**Problem to solve**
Extract, from the listing that follows, each line containing the word "small".

^^^^^^^^

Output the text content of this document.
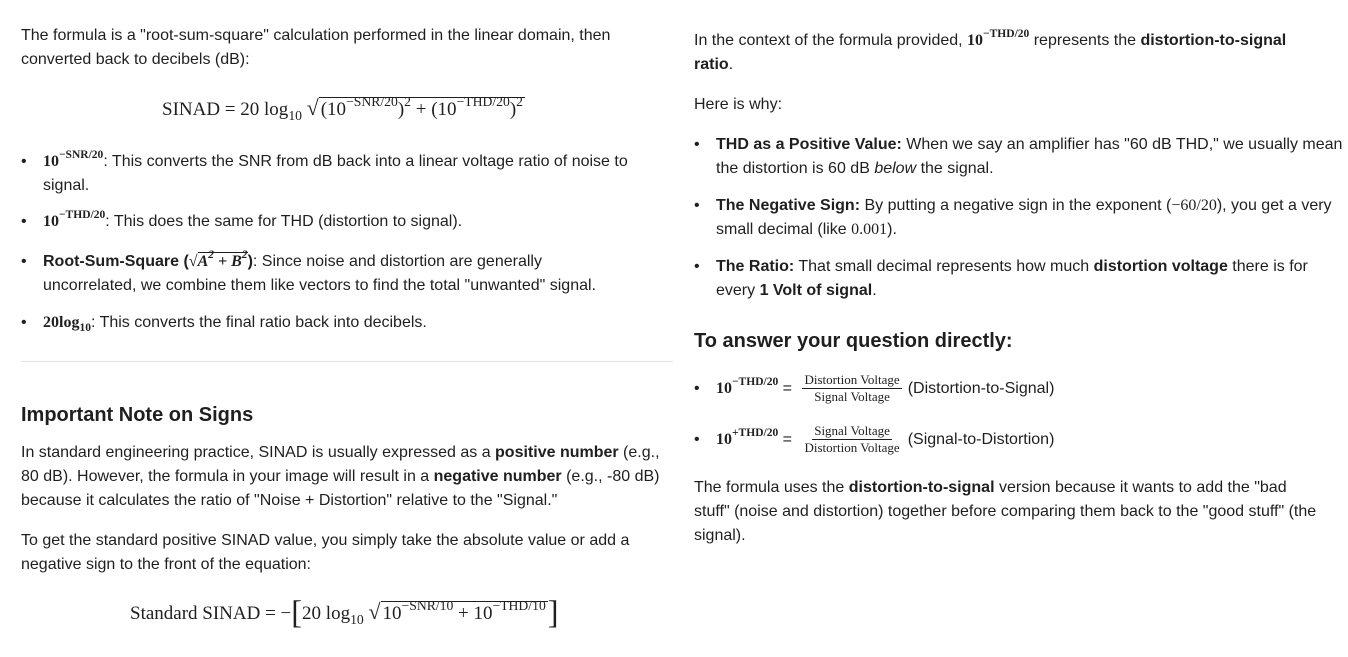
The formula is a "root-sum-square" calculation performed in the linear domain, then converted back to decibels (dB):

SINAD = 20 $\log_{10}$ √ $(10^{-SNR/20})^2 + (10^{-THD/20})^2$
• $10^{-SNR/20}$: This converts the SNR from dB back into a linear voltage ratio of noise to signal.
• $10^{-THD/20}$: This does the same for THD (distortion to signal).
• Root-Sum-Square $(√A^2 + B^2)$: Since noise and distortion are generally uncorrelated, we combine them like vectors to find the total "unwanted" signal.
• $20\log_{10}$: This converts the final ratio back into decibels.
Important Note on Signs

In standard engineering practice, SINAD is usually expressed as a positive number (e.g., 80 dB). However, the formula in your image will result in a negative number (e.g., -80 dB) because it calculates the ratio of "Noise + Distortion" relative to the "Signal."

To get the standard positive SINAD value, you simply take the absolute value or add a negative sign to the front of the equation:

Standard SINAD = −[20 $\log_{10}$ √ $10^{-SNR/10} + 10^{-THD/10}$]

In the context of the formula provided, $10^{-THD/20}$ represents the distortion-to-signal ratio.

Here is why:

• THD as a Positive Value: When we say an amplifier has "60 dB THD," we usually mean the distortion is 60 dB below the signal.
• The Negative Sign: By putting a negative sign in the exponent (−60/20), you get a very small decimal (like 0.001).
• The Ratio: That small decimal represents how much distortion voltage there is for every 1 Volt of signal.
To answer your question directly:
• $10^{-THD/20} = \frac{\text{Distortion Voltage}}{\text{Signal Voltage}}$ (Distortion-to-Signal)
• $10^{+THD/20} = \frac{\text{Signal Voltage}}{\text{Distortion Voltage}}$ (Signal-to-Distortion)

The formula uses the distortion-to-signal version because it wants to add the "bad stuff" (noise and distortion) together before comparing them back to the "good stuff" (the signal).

^^^^^^^^

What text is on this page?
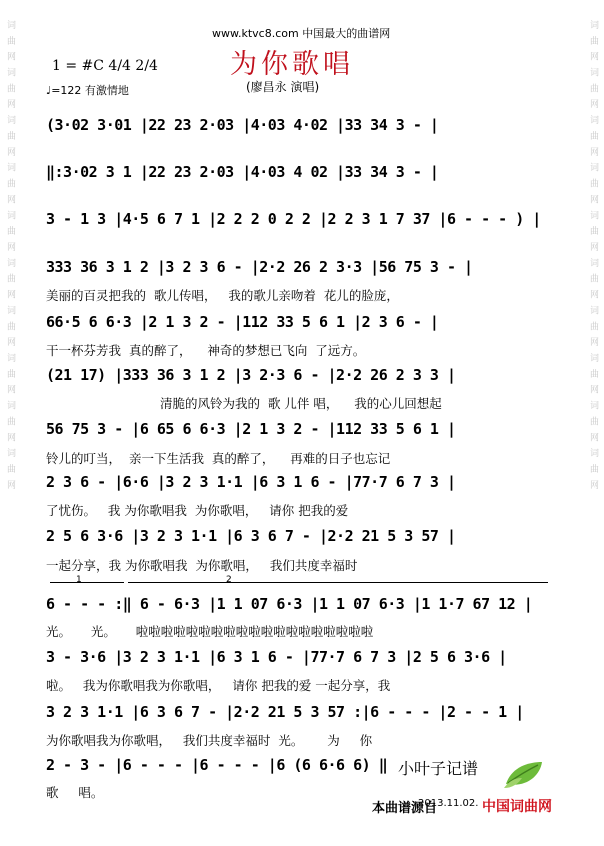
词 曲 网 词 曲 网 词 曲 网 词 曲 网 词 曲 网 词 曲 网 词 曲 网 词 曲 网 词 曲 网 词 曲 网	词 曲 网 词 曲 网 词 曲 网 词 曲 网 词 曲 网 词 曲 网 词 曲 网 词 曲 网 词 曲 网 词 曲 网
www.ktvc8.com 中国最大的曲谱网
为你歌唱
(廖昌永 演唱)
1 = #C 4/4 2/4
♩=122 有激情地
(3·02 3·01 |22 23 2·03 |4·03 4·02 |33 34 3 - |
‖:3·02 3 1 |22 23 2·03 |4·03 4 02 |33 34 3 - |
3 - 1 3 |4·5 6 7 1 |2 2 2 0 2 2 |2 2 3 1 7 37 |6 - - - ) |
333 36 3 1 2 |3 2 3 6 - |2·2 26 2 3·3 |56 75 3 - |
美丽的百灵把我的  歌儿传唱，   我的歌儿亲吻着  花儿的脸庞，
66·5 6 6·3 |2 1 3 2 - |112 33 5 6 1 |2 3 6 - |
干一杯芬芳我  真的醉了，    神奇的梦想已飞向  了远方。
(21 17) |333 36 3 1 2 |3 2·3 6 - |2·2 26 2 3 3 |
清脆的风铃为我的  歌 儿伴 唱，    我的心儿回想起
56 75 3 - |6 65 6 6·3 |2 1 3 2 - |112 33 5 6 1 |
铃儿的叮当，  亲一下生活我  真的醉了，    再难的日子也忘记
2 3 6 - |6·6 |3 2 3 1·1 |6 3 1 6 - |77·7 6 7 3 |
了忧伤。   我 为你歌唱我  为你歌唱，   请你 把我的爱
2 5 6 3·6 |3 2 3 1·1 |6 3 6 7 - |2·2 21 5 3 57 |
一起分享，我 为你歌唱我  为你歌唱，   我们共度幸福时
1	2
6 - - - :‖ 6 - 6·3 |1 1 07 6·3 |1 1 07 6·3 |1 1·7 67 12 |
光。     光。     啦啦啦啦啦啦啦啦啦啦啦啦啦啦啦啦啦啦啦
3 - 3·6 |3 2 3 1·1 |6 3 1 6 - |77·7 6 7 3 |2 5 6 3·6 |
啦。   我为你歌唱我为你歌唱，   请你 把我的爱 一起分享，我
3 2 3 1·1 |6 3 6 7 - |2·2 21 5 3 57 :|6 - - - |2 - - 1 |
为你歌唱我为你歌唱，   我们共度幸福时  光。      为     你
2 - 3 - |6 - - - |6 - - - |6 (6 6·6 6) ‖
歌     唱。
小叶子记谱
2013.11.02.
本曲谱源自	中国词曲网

^^^^^^^^

**The reply**
• The Negative Sign: By putting a negative sign in the exponent (−60/20), you get a very small decimal (like 0.001).
• The Ratio: That small decimal represents how much distortion voltage there is for every 1 Volt of signal.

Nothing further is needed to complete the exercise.